▶ WHAT THE TASK REQUIRES:
Restate the complete material exactly.

▶ SUPPLIED DATA:
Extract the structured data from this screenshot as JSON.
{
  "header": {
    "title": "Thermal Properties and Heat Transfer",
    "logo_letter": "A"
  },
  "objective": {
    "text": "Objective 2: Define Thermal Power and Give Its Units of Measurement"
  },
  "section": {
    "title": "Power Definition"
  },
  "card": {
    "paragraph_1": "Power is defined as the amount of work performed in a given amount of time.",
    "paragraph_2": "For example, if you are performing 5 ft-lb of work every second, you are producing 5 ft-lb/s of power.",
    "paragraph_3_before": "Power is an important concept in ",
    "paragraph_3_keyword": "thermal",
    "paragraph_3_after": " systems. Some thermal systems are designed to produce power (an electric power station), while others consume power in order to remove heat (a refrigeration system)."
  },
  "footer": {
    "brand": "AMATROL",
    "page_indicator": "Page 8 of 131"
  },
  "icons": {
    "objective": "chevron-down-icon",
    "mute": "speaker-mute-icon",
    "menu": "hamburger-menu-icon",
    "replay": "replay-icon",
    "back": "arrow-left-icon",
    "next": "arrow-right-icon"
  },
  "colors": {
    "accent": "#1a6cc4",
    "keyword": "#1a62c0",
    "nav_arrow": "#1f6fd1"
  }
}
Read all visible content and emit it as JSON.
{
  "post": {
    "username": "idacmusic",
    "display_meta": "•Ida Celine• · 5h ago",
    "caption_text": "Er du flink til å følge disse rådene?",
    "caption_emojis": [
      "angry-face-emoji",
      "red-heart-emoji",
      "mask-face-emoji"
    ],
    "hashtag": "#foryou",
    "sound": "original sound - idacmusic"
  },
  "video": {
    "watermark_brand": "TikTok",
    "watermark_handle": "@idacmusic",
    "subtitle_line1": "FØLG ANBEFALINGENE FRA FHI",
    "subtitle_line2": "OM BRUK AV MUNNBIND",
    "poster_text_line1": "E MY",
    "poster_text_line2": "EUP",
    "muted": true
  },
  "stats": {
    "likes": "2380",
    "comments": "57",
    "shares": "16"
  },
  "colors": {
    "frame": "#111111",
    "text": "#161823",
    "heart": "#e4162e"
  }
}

▶ EXERCISE RESPONSE:
Extract the structured data from this screenshot as JSON.
{
  "header": {
    "title": "Thermal Properties and Heat Transfer",
    "logo_letter": "A"
  },
  "objective": {
    "text": "Objective 2: Define Thermal Power and Give Its Units of Measurement"
  },
  "section": {
    "title": "Power Definition"
  },
  "card": {
    "paragraph_1": "Power is defined as the amount of work performed in a given amount of time.",
    "paragraph_2": "For example, if you are performing 5 ft-lb of work every second, you are producing 5 ft-lb/s of power.",
    "paragraph_3_before": "Power is an important concept in ",
    "paragraph_3_keyword": "thermal",
    "paragraph_3_after": " systems. Some thermal systems are designed to produce power (an electric power station), while others consume power in order to remove heat (a refrigeration system)."
  },
  "footer": {
    "brand": "AMATROL",
    "page_indicator": "Page 8 of 131"
  },
  "icons": {
    "objective": "chevron-down-icon",
    "mute": "speaker-mute-icon",
    "menu": "hamburger-menu-icon",
    "replay": "replay-icon",
    "back": "arrow-left-icon",
    "next": "arrow-right-icon"
  },
  "colors": {
    "accent": "#1a6cc4",
    "keyword": "#1a62c0",
    "nav_arrow": "#1f6fd1"
  }
}
Read all visible content and emit it as JSON.
{
  "post": {
    "username": "idacmusic",
    "display_meta": "•Ida Celine• · 5h ago",
    "caption_text": "Er du flink til å følge disse rådene?",
    "caption_emojis": [
      "angry-face-emoji",
      "red-heart-emoji",
      "mask-face-emoji"
    ],
    "hashtag": "#foryou",
    "sound": "original sound - idacmusic"
  },
  "video": {
    "watermark_brand": "TikTok",
    "watermark_handle": "@idacmusic",
    "subtitle_line1": "FØLG ANBEFALINGENE FRA FHI",
    "subtitle_line2": "OM BRUK AV MUNNBIND",
    "poster_text_line1": "E MY",
    "poster_text_line2": "EUP",
    "muted": true
  },
  "stats": {
    "likes": "2380",
    "comments": "57",
    "shares": "16"
  },
  "colors": {
    "frame": "#111111",
    "text": "#161823",
    "heart": "#e4162e"
  }
}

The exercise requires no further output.